= EXERCISE DESCRIPTION =
Locate all lines in the data below that hold "motoru" and show them.

= DATA PROVIDED =

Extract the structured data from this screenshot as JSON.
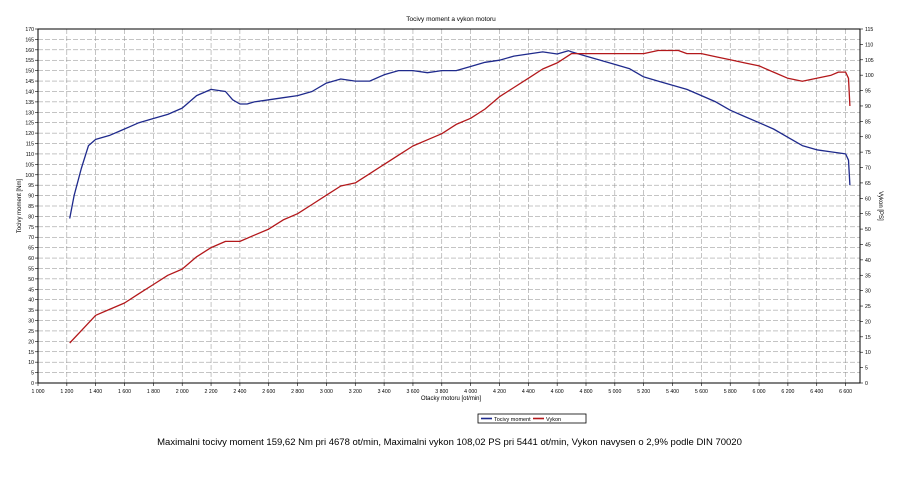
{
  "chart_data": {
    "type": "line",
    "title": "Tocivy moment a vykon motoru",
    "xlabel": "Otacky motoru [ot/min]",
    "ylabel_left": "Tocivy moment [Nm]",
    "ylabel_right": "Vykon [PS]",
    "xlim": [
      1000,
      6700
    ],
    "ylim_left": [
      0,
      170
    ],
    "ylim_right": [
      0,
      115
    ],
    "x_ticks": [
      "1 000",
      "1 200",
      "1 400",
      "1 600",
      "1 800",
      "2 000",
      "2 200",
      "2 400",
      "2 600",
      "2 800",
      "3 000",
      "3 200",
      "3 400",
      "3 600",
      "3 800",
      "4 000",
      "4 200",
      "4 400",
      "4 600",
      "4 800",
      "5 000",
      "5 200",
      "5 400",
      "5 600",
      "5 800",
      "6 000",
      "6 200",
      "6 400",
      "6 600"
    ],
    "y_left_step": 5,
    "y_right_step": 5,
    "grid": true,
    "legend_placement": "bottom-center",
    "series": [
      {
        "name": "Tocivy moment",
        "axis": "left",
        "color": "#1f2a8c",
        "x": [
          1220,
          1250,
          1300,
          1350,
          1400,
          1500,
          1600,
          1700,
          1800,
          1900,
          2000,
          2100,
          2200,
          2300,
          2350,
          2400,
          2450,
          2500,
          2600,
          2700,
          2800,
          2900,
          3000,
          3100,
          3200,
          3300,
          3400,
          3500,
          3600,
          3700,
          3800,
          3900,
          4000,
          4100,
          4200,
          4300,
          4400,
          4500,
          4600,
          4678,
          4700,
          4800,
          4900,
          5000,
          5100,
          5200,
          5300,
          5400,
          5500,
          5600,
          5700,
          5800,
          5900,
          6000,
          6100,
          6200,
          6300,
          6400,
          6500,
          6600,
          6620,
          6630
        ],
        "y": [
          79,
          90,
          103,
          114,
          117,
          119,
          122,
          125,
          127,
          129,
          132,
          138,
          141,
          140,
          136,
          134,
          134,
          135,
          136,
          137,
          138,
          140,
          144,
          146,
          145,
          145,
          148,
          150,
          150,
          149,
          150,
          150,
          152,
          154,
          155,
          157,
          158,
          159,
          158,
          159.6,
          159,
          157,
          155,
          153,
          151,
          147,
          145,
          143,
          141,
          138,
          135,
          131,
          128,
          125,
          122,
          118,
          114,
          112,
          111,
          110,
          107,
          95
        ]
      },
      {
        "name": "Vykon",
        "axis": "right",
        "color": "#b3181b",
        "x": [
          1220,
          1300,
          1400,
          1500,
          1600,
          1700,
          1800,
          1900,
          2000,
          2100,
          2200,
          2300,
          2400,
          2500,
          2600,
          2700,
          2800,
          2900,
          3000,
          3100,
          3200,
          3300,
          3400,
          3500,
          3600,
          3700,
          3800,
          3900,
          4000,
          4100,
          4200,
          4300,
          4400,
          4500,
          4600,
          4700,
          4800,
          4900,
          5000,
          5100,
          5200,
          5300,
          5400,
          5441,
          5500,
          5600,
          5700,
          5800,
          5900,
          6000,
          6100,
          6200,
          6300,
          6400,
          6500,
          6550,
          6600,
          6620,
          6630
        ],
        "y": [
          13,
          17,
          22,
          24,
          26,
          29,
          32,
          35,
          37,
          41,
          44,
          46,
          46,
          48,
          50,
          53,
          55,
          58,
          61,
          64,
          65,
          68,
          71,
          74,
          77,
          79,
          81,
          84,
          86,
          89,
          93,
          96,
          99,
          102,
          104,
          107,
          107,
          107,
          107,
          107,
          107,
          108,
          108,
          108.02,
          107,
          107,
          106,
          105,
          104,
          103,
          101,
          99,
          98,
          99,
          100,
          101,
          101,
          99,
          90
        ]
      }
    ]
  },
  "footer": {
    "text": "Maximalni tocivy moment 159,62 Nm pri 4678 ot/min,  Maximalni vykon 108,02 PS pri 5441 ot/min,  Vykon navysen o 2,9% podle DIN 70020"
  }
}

---

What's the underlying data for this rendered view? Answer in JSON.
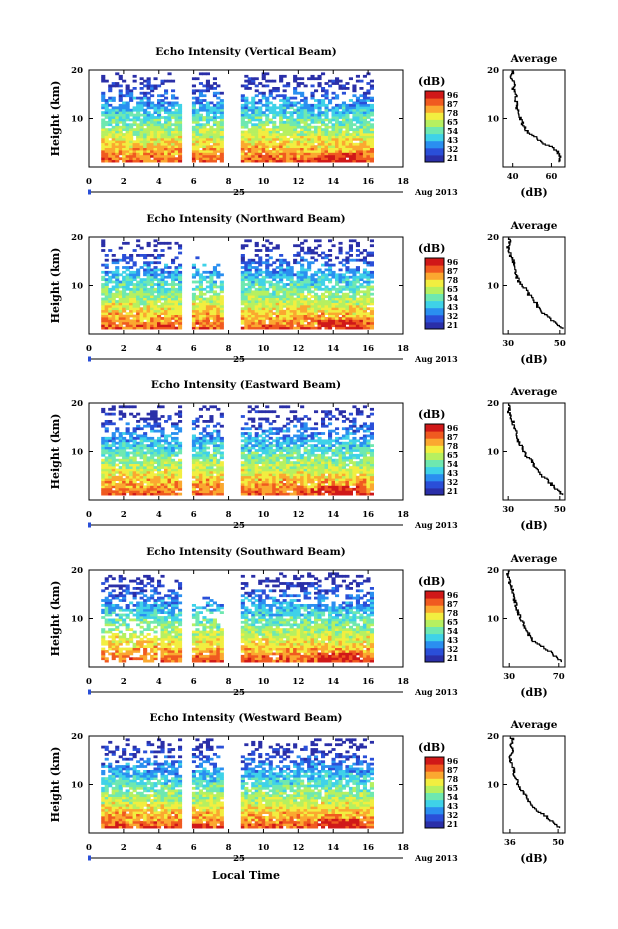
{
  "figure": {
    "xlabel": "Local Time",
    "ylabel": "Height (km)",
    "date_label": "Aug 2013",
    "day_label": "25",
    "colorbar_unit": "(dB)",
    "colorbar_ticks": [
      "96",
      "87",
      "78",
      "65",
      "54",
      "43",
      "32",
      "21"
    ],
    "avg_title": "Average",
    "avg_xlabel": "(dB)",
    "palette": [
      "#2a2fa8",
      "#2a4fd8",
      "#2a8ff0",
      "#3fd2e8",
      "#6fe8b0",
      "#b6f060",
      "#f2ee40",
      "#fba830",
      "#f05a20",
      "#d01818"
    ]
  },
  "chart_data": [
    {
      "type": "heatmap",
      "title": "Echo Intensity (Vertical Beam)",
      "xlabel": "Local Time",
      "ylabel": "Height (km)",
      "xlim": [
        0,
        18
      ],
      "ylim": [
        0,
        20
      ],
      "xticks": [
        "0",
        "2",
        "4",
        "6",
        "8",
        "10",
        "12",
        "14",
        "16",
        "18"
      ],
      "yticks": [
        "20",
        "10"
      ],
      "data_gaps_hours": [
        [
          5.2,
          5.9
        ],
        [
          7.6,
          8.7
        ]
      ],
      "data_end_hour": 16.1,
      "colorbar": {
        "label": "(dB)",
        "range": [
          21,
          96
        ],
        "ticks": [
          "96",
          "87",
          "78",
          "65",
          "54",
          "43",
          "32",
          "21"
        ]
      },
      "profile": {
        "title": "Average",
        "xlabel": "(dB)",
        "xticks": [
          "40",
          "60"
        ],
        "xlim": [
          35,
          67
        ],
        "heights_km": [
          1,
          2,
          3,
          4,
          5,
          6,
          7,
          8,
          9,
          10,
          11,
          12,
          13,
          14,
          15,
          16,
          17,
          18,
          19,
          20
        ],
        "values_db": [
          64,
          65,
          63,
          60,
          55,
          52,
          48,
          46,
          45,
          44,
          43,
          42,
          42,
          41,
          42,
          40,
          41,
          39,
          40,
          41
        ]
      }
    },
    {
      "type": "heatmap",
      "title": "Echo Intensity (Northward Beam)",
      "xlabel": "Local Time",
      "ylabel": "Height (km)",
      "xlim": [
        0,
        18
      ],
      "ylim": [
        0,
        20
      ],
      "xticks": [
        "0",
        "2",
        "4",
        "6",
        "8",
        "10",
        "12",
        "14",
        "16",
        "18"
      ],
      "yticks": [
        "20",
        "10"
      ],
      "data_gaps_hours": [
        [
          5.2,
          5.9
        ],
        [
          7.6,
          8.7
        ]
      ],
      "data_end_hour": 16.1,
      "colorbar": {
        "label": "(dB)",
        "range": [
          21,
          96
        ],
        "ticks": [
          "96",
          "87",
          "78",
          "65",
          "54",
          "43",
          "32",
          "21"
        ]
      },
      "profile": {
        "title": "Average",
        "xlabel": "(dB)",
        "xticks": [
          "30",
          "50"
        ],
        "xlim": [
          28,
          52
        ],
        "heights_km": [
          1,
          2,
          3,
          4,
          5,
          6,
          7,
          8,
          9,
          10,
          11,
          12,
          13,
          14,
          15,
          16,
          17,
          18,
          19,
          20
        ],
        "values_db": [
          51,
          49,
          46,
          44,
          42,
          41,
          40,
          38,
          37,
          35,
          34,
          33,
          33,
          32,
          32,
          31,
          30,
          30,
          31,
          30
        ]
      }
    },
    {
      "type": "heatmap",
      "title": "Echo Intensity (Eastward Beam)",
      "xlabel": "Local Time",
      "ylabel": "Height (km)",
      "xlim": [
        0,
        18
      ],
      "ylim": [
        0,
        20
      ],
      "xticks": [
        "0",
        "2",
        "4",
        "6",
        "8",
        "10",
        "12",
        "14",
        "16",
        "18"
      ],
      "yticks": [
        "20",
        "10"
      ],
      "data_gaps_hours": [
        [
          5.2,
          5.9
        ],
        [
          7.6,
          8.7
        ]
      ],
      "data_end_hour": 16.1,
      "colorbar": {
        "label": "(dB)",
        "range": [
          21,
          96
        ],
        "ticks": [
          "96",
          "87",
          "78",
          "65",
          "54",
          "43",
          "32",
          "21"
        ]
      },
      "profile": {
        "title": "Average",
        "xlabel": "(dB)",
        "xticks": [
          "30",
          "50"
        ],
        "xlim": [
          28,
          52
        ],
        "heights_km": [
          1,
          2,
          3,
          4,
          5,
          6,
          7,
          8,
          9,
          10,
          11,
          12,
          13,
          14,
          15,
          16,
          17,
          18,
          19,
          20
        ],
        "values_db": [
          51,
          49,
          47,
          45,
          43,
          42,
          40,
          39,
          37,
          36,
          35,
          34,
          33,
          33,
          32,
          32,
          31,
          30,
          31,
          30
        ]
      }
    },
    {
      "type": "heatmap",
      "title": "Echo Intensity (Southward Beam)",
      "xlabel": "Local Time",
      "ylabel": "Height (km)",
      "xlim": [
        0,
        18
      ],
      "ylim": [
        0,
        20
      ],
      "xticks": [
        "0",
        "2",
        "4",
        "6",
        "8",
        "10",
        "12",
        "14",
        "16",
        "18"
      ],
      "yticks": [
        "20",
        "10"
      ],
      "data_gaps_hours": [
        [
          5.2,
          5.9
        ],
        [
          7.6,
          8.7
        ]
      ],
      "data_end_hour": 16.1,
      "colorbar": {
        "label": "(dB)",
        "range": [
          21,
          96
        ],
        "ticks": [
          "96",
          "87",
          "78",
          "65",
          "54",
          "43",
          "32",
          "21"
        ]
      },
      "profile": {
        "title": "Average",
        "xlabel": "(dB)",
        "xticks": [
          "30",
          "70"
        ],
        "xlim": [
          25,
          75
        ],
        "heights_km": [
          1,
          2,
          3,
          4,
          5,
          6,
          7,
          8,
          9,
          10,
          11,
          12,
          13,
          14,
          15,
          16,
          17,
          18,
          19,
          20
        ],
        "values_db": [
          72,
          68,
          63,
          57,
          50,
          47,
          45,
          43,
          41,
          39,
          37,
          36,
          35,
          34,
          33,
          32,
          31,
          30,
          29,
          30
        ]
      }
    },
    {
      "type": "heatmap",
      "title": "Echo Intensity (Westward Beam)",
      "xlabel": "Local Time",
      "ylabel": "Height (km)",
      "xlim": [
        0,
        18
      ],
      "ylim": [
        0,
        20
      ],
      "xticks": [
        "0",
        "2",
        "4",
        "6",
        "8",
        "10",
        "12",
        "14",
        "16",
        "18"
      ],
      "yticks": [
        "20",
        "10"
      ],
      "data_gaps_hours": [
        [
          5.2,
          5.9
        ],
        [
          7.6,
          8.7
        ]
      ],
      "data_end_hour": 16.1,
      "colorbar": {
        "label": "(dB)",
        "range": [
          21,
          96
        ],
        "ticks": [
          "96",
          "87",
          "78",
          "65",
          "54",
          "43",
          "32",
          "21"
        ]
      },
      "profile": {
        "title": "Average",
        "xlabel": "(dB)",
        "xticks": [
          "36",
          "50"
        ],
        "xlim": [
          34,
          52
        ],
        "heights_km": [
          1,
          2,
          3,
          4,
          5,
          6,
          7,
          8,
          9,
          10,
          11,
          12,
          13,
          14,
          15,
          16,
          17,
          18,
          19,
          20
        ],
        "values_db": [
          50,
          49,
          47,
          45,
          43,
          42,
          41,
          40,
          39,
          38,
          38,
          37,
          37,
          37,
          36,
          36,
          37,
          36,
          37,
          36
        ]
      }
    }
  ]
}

---

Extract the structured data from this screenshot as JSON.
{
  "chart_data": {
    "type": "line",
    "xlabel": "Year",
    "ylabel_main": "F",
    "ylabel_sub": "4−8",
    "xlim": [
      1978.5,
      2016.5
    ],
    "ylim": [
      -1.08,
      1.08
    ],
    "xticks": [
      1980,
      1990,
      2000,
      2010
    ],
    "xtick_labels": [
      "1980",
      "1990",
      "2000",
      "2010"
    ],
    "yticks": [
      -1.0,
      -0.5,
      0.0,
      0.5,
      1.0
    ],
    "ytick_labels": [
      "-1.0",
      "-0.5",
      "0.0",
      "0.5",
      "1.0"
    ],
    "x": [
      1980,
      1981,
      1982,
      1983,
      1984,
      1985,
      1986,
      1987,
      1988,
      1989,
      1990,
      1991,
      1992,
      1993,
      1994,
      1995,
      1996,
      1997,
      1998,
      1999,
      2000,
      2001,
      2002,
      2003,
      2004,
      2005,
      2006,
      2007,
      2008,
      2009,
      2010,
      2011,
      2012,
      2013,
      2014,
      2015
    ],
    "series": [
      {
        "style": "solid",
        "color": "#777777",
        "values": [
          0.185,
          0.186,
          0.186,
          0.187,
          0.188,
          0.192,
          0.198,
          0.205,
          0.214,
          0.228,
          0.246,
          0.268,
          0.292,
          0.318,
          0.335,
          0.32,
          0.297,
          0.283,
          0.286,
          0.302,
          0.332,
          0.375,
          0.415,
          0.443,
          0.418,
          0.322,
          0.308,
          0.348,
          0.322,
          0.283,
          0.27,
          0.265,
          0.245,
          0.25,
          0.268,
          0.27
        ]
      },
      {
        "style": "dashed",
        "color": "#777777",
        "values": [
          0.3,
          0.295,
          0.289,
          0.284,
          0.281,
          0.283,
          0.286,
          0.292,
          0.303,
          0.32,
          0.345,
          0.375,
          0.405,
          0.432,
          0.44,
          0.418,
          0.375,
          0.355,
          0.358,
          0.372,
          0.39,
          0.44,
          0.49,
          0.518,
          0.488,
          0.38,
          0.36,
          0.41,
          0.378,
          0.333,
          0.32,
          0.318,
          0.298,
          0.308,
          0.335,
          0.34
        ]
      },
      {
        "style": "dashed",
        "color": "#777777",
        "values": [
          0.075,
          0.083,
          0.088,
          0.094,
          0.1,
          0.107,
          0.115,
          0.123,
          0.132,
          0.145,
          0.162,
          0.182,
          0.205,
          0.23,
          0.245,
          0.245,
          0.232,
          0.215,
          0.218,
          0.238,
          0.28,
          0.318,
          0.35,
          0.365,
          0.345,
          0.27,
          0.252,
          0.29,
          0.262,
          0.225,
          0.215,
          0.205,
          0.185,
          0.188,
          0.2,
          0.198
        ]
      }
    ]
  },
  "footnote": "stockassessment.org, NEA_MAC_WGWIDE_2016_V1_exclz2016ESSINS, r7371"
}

= RESULT OF THE EXERCISE =
    "title": "Tocivy moment a vykon motoru",
    "xlabel": "Otacky motoru [ot/min]",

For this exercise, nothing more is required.